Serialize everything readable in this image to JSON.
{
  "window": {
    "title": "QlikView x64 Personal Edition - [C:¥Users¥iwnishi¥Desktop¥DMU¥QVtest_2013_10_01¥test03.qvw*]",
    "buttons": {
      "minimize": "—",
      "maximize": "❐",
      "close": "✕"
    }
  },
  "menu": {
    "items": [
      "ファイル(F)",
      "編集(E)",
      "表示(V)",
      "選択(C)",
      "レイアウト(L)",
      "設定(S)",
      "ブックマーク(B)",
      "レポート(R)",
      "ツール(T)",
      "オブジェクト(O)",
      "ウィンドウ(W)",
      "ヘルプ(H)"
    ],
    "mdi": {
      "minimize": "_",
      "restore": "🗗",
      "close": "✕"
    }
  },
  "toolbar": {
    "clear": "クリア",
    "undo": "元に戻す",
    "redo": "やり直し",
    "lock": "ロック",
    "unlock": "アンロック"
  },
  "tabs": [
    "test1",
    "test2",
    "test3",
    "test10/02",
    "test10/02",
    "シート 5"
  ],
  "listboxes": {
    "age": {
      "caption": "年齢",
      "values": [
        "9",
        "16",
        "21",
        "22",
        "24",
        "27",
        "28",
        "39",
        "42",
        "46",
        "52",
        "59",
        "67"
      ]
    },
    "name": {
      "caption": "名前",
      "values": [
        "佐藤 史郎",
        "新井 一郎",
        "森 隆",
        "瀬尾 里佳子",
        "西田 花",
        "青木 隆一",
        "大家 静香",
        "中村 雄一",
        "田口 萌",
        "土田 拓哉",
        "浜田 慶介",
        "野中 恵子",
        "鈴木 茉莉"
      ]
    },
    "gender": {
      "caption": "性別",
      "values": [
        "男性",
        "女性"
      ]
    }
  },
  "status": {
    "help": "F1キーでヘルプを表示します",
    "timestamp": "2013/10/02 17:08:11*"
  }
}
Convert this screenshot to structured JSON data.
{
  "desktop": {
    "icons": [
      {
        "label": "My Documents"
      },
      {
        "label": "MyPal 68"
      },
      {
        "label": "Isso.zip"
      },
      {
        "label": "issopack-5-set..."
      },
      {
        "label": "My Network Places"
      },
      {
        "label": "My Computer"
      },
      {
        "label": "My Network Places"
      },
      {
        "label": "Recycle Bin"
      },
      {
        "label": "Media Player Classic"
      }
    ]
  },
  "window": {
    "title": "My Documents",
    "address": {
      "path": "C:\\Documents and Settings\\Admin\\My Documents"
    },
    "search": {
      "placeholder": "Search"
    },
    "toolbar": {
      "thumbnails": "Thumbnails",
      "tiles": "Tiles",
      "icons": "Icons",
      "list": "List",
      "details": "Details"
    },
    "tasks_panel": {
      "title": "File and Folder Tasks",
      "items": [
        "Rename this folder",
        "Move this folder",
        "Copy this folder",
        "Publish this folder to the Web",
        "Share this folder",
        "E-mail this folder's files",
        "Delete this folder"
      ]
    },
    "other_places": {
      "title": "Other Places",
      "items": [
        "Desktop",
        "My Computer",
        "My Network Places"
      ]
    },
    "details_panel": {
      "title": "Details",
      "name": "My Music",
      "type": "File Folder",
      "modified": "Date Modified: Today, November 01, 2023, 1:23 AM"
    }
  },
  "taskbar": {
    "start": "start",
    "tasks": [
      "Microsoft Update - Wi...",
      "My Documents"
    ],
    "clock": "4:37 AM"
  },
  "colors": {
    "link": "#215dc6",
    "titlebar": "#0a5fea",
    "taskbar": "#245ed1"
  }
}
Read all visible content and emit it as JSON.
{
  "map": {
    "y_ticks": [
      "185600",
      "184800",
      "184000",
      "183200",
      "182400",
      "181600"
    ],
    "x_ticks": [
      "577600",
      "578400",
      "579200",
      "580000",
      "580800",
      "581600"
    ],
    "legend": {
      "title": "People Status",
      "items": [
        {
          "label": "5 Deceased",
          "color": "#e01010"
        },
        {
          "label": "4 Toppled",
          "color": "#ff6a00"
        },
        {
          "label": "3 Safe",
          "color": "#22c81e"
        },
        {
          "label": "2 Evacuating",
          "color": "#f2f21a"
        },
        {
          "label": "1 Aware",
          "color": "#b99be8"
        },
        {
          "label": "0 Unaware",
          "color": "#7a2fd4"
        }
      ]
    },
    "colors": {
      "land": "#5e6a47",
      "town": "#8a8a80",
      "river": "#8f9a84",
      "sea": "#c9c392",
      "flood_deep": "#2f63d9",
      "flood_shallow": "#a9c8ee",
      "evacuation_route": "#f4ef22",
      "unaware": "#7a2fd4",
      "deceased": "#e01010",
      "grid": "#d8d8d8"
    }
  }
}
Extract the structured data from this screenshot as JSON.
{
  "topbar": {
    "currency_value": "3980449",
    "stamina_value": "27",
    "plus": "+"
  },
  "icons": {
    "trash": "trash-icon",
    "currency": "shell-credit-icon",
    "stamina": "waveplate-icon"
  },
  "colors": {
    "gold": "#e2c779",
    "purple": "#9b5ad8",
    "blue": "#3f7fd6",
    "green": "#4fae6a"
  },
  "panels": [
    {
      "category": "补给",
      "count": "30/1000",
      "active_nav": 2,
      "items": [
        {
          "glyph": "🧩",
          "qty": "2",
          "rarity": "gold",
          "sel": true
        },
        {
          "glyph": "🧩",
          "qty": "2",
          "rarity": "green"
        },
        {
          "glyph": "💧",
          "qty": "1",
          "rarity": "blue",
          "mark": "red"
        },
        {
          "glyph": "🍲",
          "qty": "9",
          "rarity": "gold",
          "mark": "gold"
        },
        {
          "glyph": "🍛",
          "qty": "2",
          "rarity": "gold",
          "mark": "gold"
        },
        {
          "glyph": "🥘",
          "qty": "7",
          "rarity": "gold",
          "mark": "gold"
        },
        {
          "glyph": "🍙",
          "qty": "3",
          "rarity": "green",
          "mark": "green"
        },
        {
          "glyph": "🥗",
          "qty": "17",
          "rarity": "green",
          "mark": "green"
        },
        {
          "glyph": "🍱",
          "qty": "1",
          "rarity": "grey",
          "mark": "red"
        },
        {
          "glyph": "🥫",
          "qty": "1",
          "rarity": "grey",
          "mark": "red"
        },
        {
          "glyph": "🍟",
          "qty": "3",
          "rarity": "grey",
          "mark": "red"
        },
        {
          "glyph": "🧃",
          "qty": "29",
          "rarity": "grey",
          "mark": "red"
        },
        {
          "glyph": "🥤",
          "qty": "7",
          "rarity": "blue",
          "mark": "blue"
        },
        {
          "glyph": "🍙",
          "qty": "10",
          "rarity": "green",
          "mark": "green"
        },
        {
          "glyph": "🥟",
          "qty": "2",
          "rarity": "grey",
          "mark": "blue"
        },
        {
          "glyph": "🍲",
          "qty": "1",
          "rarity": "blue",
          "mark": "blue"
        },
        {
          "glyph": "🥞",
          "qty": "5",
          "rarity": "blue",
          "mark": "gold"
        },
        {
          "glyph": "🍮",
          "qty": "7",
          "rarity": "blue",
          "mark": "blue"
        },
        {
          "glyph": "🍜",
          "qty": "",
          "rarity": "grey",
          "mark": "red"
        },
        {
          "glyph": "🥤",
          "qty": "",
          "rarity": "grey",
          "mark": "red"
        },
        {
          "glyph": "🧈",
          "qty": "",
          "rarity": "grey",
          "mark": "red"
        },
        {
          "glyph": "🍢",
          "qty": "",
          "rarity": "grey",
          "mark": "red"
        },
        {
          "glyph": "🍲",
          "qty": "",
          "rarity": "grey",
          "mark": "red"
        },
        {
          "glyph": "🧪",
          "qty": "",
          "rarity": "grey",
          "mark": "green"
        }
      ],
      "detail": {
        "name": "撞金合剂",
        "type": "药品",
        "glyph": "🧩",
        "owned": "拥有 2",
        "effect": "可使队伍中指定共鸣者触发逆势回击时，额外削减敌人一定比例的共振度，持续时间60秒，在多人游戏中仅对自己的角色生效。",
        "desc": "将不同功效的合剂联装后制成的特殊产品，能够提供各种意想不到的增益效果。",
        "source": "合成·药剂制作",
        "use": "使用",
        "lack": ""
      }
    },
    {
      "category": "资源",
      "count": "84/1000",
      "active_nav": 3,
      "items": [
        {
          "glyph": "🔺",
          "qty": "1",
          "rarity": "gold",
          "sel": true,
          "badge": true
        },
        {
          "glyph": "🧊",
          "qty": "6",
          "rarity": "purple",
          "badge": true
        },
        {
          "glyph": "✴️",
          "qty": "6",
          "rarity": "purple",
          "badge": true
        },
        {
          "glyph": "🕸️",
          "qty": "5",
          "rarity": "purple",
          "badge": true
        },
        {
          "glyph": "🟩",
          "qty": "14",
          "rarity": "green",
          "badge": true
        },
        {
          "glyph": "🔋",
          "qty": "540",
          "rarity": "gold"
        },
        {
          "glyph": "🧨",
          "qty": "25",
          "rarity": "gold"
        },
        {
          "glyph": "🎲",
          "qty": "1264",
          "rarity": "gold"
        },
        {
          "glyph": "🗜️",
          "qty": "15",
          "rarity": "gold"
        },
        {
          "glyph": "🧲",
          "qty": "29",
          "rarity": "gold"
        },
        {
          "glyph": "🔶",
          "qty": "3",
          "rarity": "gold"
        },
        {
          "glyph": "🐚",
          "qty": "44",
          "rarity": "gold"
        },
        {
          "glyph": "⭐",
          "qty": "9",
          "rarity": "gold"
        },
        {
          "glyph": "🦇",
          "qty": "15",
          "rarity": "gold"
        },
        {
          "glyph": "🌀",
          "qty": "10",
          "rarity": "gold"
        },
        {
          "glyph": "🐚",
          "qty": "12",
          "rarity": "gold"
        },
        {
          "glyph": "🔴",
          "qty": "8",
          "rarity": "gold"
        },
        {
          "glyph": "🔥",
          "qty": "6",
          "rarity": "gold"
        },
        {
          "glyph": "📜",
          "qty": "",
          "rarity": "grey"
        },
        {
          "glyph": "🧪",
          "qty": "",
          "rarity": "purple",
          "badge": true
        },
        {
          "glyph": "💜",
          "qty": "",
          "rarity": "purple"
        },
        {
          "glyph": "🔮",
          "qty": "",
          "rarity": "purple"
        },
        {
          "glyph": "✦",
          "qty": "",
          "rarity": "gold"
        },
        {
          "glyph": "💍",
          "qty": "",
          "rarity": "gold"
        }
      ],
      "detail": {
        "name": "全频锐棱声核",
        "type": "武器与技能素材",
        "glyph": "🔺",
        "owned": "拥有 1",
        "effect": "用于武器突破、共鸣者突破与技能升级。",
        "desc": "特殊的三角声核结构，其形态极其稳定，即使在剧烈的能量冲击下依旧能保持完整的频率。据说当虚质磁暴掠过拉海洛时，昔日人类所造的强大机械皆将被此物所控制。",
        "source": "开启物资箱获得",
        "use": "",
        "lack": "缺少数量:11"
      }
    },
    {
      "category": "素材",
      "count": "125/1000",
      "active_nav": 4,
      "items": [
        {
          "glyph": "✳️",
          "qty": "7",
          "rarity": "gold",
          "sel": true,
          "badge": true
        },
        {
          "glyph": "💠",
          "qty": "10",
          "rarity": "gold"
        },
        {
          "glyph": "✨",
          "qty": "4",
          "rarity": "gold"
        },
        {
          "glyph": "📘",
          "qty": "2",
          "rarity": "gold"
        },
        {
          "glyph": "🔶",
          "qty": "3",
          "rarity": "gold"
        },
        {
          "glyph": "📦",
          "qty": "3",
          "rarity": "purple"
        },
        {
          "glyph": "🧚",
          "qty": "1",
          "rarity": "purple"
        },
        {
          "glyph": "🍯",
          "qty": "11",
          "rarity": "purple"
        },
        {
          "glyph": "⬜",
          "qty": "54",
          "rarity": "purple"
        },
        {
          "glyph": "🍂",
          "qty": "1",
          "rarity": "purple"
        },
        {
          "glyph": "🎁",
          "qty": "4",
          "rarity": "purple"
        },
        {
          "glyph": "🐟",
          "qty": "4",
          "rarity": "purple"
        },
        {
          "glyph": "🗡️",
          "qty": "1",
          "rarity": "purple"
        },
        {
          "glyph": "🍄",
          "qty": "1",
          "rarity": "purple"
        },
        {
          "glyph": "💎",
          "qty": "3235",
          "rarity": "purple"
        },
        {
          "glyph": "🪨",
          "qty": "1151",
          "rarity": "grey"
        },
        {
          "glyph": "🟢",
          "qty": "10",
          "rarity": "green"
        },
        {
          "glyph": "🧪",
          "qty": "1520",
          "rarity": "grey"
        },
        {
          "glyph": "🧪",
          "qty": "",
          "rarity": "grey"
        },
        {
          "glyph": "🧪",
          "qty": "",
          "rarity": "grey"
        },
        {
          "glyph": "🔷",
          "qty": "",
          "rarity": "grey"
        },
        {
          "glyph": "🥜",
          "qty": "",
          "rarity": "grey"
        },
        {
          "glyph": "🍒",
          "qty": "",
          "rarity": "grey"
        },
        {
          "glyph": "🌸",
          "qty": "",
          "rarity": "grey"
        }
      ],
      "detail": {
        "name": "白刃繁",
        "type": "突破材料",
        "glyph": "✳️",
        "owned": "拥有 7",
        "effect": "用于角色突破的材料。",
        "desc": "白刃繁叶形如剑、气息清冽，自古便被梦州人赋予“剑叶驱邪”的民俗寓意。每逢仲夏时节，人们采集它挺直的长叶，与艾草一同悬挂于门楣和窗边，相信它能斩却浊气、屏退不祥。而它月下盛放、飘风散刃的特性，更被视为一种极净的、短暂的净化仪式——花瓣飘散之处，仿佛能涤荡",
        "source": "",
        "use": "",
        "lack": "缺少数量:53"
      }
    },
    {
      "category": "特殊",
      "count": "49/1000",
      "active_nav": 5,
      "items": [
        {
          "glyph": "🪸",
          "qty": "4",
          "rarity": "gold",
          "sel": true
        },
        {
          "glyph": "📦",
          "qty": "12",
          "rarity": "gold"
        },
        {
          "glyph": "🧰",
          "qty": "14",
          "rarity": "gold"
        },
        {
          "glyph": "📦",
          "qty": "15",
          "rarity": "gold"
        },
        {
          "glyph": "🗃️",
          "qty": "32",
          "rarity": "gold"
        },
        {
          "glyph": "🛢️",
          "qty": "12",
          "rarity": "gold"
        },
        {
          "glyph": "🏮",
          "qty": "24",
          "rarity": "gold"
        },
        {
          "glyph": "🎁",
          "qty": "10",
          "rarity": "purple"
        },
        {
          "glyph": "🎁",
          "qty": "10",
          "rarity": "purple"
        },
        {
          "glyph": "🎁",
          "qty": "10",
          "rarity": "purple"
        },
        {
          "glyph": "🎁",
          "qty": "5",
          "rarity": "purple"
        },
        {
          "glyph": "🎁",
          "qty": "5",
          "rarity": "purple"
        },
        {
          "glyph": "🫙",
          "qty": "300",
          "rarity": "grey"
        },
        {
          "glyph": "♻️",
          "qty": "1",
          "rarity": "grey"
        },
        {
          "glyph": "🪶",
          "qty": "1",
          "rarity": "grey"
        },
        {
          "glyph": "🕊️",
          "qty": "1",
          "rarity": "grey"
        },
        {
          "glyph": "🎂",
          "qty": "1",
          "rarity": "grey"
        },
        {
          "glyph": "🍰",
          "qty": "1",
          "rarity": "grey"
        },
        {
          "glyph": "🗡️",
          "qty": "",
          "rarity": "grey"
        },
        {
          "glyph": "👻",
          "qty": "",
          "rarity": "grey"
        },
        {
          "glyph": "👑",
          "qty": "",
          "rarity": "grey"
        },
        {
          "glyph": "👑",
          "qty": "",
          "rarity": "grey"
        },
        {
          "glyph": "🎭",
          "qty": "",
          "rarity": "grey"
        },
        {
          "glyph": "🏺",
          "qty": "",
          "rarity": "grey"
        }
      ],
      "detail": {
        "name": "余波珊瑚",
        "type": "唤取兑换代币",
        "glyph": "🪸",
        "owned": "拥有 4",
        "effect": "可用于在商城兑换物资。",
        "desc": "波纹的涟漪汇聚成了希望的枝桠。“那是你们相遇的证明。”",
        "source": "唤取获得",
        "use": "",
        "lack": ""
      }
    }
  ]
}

____________________

List the lines that contain the word "owned".

Result below =
        "owned": "拥有 2",
        "owned": "拥有 1",
        "owned": "拥有 7",
        "owned": "拥有 4",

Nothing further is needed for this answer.